What this task involves:
The exercise asks for every line of the data to be reproduced exactly.

Task data:
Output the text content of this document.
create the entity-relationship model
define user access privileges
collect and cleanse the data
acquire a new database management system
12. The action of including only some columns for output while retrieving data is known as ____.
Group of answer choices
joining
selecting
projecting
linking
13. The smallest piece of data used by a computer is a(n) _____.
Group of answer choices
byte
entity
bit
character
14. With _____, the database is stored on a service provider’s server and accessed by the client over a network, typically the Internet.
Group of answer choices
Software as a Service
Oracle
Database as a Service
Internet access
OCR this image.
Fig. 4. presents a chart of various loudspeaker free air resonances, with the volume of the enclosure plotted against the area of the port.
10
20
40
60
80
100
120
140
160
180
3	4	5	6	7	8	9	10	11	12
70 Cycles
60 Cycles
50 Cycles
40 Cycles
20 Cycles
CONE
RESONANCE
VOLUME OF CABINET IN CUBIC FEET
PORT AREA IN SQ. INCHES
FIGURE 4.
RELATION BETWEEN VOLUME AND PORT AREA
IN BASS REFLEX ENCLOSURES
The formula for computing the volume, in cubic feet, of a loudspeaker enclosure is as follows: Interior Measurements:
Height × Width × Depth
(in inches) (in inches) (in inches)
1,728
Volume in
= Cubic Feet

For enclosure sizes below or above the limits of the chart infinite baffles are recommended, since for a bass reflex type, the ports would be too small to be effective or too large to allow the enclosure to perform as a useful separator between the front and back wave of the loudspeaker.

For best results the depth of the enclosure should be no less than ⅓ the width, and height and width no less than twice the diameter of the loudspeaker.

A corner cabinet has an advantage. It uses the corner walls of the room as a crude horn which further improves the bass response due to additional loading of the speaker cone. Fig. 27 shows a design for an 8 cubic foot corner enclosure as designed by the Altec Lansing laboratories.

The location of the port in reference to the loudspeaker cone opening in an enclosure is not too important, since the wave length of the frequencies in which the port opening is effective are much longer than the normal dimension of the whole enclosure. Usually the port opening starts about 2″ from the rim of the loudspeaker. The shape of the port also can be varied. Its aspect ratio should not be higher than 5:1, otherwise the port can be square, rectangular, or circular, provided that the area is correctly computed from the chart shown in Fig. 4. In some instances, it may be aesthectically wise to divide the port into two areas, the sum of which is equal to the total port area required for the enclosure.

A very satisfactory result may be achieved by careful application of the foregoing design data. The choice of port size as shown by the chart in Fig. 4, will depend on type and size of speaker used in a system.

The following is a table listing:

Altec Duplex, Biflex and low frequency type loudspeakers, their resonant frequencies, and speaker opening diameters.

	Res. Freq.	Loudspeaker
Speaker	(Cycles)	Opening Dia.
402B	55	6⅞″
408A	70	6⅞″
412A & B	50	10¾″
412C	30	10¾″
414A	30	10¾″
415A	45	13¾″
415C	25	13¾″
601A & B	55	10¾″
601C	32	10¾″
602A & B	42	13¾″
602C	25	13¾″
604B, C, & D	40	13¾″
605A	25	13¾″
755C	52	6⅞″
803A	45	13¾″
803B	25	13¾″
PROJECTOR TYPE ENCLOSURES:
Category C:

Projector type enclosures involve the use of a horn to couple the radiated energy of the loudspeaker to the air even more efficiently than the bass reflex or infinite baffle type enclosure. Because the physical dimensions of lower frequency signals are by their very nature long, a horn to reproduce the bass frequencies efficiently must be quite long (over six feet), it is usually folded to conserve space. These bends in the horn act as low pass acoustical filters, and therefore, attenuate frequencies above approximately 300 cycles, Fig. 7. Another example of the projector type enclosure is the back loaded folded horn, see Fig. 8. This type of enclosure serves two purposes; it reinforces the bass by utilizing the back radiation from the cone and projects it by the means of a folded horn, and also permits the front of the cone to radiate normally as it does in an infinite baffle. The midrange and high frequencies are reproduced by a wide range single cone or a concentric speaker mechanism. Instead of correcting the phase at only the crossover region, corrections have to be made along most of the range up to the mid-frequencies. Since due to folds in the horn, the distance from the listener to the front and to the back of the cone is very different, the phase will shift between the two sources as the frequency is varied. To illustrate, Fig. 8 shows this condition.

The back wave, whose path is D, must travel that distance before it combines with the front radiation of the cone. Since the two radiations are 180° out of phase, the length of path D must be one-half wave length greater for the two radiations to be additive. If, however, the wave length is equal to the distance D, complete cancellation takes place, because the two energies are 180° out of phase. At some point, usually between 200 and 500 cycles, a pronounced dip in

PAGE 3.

Response for this exercise:
Output the text content of this document.
create the entity-relationship model
define user access privileges
collect and cleanse the data
acquire a new database management system
12. The action of including only some columns for output while retrieving data is known as ____.
Group of answer choices
joining
selecting
projecting
linking
13. The smallest piece of data used by a computer is a(n) _____.
Group of answer choices
byte
entity
bit
character
14. With _____, the database is stored on a service provider’s server and accessed by the client over a network, typically the Internet.
Group of answer choices
Software as a Service
Oracle
Database as a Service
Internet access
OCR this image.
Fig. 4. presents a chart of various loudspeaker free air resonances, with the volume of the enclosure plotted against the area of the port.
10
20
40
60
80
100
120
140
160
180
3	4	5	6	7	8	9	10	11	12
70 Cycles
60 Cycles
50 Cycles
40 Cycles
20 Cycles
CONE
RESONANCE
VOLUME OF CABINET IN CUBIC FEET
PORT AREA IN SQ. INCHES
FIGURE 4.
RELATION BETWEEN VOLUME AND PORT AREA
IN BASS REFLEX ENCLOSURES
The formula for computing the volume, in cubic feet, of a loudspeaker enclosure is as follows: Interior Measurements:
Height × Width × Depth
(in inches) (in inches) (in inches)
1,728
Volume in
= Cubic Feet

For enclosure sizes below or above the limits of the chart infinite baffles are recommended, since for a bass reflex type, the ports would be too small to be effective or too large to allow the enclosure to perform as a useful separator between the front and back wave of the loudspeaker.

For best results the depth of the enclosure should be no less than ⅓ the width, and height and width no less than twice the diameter of the loudspeaker.

A corner cabinet has an advantage. It uses the corner walls of the room as a crude horn which further improves the bass response due to additional loading of the speaker cone. Fig. 27 shows a design for an 8 cubic foot corner enclosure as designed by the Altec Lansing laboratories.

The location of the port in reference to the loudspeaker cone opening in an enclosure is not too important, since the wave length of the frequencies in which the port opening is effective are much longer than the normal dimension of the whole enclosure. Usually the port opening starts about 2″ from the rim of the loudspeaker. The shape of the port also can be varied. Its aspect ratio should not be higher than 5:1, otherwise the port can be square, rectangular, or circular, provided that the area is correctly computed from the chart shown in Fig. 4. In some instances, it may be aesthectically wise to divide the port into two areas, the sum of which is equal to the total port area required for the enclosure.

A very satisfactory result may be achieved by careful application of the foregoing design data. The choice of port size as shown by the chart in Fig. 4, will depend on type and size of speaker used in a system.

The following is a table listing:

Altec Duplex, Biflex and low frequency type loudspeakers, their resonant frequencies, and speaker opening diameters.

	Res. Freq.	Loudspeaker
Speaker	(Cycles)	Opening Dia.
402B	55	6⅞″
408A	70	6⅞″
412A & B	50	10¾″
412C	30	10¾″
414A	30	10¾″
415A	45	13¾″
415C	25	13¾″
601A & B	55	10¾″
601C	32	10¾″
602A & B	42	13¾″
602C	25	13¾″
604B, C, & D	40	13¾″
605A	25	13¾″
755C	52	6⅞″
803A	45	13¾″
803B	25	13¾″
PROJECTOR TYPE ENCLOSURES:
Category C:

Projector type enclosures involve the use of a horn to couple the radiated energy of the loudspeaker to the air even more efficiently than the bass reflex or infinite baffle type enclosure. Because the physical dimensions of lower frequency signals are by their very nature long, a horn to reproduce the bass frequencies efficiently must be quite long (over six feet), it is usually folded to conserve space. These bends in the horn act as low pass acoustical filters, and therefore, attenuate frequencies above approximately 300 cycles, Fig. 7. Another example of the projector type enclosure is the back loaded folded horn, see Fig. 8. This type of enclosure serves two purposes; it reinforces the bass by utilizing the back radiation from the cone and projects it by the means of a folded horn, and also permits the front of the cone to radiate normally as it does in an infinite baffle. The midrange and high frequencies are reproduced by a wide range single cone or a concentric speaker mechanism. Instead of correcting the phase at only the crossover region, corrections have to be made along most of the range up to the mid-frequencies. Since due to folds in the horn, the distance from the listener to the front and to the back of the cone is very different, the phase will shift between the two sources as the frequency is varied. To illustrate, Fig. 8 shows this condition.

The back wave, whose path is D, must travel that distance before it combines with the front radiation of the cone. Since the two radiations are 180° out of phase, the length of path D must be one-half wave length greater for the two radiations to be additive. If, however, the wave length is equal to the distance D, complete cancellation takes place, because the two energies are 180° out of phase. At some point, usually between 200 and 500 cycles, a pronounced dip in

PAGE 3.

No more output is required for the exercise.